_Directions_
Retype all of the entries word for word.

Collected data
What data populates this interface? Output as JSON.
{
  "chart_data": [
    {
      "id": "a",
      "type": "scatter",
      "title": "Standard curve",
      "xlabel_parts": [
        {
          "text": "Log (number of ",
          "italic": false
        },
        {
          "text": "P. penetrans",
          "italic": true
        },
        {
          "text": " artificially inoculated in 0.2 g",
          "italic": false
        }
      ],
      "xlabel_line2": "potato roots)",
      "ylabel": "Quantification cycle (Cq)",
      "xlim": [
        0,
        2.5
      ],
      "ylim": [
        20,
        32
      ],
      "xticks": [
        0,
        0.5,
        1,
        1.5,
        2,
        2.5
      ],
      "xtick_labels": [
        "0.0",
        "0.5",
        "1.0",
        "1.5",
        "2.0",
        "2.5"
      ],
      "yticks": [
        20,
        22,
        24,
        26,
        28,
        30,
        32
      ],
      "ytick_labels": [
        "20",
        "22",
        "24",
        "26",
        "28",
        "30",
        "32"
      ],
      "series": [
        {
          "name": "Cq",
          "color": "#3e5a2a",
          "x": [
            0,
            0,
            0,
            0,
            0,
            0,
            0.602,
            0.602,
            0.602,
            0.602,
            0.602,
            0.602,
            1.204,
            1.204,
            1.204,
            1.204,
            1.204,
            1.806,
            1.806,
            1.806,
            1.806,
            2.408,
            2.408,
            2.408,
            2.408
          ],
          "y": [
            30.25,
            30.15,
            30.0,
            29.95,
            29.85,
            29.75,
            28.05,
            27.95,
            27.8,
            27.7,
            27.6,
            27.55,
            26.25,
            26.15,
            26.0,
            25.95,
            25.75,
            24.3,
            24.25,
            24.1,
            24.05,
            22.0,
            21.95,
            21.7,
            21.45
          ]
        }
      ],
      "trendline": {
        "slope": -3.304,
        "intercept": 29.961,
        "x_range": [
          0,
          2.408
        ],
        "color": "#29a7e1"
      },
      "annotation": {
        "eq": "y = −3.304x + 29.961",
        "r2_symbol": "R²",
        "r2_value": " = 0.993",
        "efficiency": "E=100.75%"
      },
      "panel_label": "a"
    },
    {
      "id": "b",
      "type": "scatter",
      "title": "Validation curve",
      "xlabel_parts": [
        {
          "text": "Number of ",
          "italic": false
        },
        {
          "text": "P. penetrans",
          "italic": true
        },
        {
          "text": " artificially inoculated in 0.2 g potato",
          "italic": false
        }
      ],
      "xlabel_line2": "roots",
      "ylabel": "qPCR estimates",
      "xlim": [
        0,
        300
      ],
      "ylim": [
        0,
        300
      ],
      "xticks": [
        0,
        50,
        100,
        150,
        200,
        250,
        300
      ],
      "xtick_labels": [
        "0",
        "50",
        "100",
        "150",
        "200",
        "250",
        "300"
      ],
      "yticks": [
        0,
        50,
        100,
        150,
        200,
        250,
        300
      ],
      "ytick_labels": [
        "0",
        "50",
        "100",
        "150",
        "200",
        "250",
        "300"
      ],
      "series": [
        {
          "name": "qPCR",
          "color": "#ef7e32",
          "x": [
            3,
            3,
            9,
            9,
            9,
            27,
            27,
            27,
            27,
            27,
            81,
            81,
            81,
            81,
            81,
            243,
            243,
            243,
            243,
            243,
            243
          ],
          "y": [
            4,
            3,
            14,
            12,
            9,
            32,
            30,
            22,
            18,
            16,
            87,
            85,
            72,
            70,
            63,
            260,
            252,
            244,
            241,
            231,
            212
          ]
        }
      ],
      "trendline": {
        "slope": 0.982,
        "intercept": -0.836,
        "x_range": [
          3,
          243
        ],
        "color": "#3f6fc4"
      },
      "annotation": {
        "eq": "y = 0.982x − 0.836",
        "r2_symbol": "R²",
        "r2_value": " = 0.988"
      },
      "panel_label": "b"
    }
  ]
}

_Expected answer_
What data populates this interface? Output as JSON.
{
  "chart_data": [
    {
      "id": "a",
      "type": "scatter",
      "title": "Standard curve",
      "xlabel_parts": [
        {
          "text": "Log (number of ",
          "italic": false
        },
        {
          "text": "P. penetrans",
          "italic": true
        },
        {
          "text": " artificially inoculated in 0.2 g",
          "italic": false
        }
      ],
      "xlabel_line2": "potato roots)",
      "ylabel": "Quantification cycle (Cq)",
      "xlim": [
        0,
        2.5
      ],
      "ylim": [
        20,
        32
      ],
      "xticks": [
        0,
        0.5,
        1,
        1.5,
        2,
        2.5
      ],
      "xtick_labels": [
        "0.0",
        "0.5",
        "1.0",
        "1.5",
        "2.0",
        "2.5"
      ],
      "yticks": [
        20,
        22,
        24,
        26,
        28,
        30,
        32
      ],
      "ytick_labels": [
        "20",
        "22",
        "24",
        "26",
        "28",
        "30",
        "32"
      ],
      "series": [
        {
          "name": "Cq",
          "color": "#3e5a2a",
          "x": [
            0,
            0,
            0,
            0,
            0,
            0,
            0.602,
            0.602,
            0.602,
            0.602,
            0.602,
            0.602,
            1.204,
            1.204,
            1.204,
            1.204,
            1.204,
            1.806,
            1.806,
            1.806,
            1.806,
            2.408,
            2.408,
            2.408,
            2.408
          ],
          "y": [
            30.25,
            30.15,
            30.0,
            29.95,
            29.85,
            29.75,
            28.05,
            27.95,
            27.8,
            27.7,
            27.6,
            27.55,
            26.25,
            26.15,
            26.0,
            25.95,
            25.75,
            24.3,
            24.25,
            24.1,
            24.05,
            22.0,
            21.95,
            21.7,
            21.45
          ]
        }
      ],
      "trendline": {
        "slope": -3.304,
        "intercept": 29.961,
        "x_range": [
          0,
          2.408
        ],
        "color": "#29a7e1"
      },
      "annotation": {
        "eq": "y = −3.304x + 29.961",
        "r2_symbol": "R²",
        "r2_value": " = 0.993",
        "efficiency": "E=100.75%"
      },
      "panel_label": "a"
    },
    {
      "id": "b",
      "type": "scatter",
      "title": "Validation curve",
      "xlabel_parts": [
        {
          "text": "Number of ",
          "italic": false
        },
        {
          "text": "P. penetrans",
          "italic": true
        },
        {
          "text": " artificially inoculated in 0.2 g potato",
          "italic": false
        }
      ],
      "xlabel_line2": "roots",
      "ylabel": "qPCR estimates",
      "xlim": [
        0,
        300
      ],
      "ylim": [
        0,
        300
      ],
      "xticks": [
        0,
        50,
        100,
        150,
        200,
        250,
        300
      ],
      "xtick_labels": [
        "0",
        "50",
        "100",
        "150",
        "200",
        "250",
        "300"
      ],
      "yticks": [
        0,
        50,
        100,
        150,
        200,
        250,
        300
      ],
      "ytick_labels": [
        "0",
        "50",
        "100",
        "150",
        "200",
        "250",
        "300"
      ],
      "series": [
        {
          "name": "qPCR",
          "color": "#ef7e32",
          "x": [
            3,
            3,
            9,
            9,
            9,
            27,
            27,
            27,
            27,
            27,
            81,
            81,
            81,
            81,
            81,
            243,
            243,
            243,
            243,
            243,
            243
          ],
          "y": [
            4,
            3,
            14,
            12,
            9,
            32,
            30,
            22,
            18,
            16,
            87,
            85,
            72,
            70,
            63,
            260,
            252,
            244,
            241,
            231,
            212
          ]
        }
      ],
      "trendline": {
        "slope": 0.982,
        "intercept": -0.836,
        "x_range": [
          3,
          243
        ],
        "color": "#3f6fc4"
      },
      "annotation": {
        "eq": "y = 0.982x − 0.836",
        "r2_symbol": "R²",
        "r2_value": " = 0.988"
      },
      "panel_label": "b"
    }
  ]
}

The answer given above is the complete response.